GOAL OF THE EXERCISE
Each record is to be transcribed exactly.

GIVEN INFORMATION
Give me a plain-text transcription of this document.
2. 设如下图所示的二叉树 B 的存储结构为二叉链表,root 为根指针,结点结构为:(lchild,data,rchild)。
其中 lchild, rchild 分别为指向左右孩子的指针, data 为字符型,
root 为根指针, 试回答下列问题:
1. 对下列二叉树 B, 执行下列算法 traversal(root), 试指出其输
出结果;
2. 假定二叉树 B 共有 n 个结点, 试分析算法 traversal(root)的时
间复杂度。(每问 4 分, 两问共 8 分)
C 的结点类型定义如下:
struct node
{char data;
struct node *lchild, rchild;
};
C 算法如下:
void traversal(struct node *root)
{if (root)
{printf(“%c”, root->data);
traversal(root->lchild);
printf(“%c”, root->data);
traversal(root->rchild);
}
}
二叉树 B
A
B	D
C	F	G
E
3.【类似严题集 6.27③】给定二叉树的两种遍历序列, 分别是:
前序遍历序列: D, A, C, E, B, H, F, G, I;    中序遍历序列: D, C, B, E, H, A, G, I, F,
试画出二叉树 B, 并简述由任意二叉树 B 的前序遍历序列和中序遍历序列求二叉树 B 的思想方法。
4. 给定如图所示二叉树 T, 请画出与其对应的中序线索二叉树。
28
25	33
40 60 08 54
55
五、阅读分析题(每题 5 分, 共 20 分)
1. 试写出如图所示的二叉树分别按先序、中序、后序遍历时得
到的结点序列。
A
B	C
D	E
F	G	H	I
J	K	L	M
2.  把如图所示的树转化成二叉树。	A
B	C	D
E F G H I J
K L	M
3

RESULT OF THIS EXERCISE
Give me a plain-text transcription of this document.
2. 设如下图所示的二叉树 B 的存储结构为二叉链表,root 为根指针,结点结构为:(lchild,data,rchild)。
其中 lchild, rchild 分别为指向左右孩子的指针, data 为字符型,
root 为根指针, 试回答下列问题:
1. 对下列二叉树 B, 执行下列算法 traversal(root), 试指出其输
出结果;
2. 假定二叉树 B 共有 n 个结点, 试分析算法 traversal(root)的时
间复杂度。(每问 4 分, 两问共 8 分)
C 的结点类型定义如下:
struct node
{char data;
struct node *lchild, rchild;
};
C 算法如下:
void traversal(struct node *root)
{if (root)
{printf(“%c”, root->data);
traversal(root->lchild);
printf(“%c”, root->data);
traversal(root->rchild);
}
}
二叉树 B
A
B	D
C	F	G
E
3.【类似严题集 6.27③】给定二叉树的两种遍历序列, 分别是:
前序遍历序列: D, A, C, E, B, H, F, G, I;    中序遍历序列: D, C, B, E, H, A, G, I, F,
试画出二叉树 B, 并简述由任意二叉树 B 的前序遍历序列和中序遍历序列求二叉树 B 的思想方法。
4. 给定如图所示二叉树 T, 请画出与其对应的中序线索二叉树。
28
25	33
40 60 08 54
55
五、阅读分析题(每题 5 分, 共 20 分)
1. 试写出如图所示的二叉树分别按先序、中序、后序遍历时得
到的结点序列。
A
B	C
D	E
F	G	H	I
J	K	L	M
2.  把如图所示的树转化成二叉树。	A
B	C	D
E F G H I J
K L	M
3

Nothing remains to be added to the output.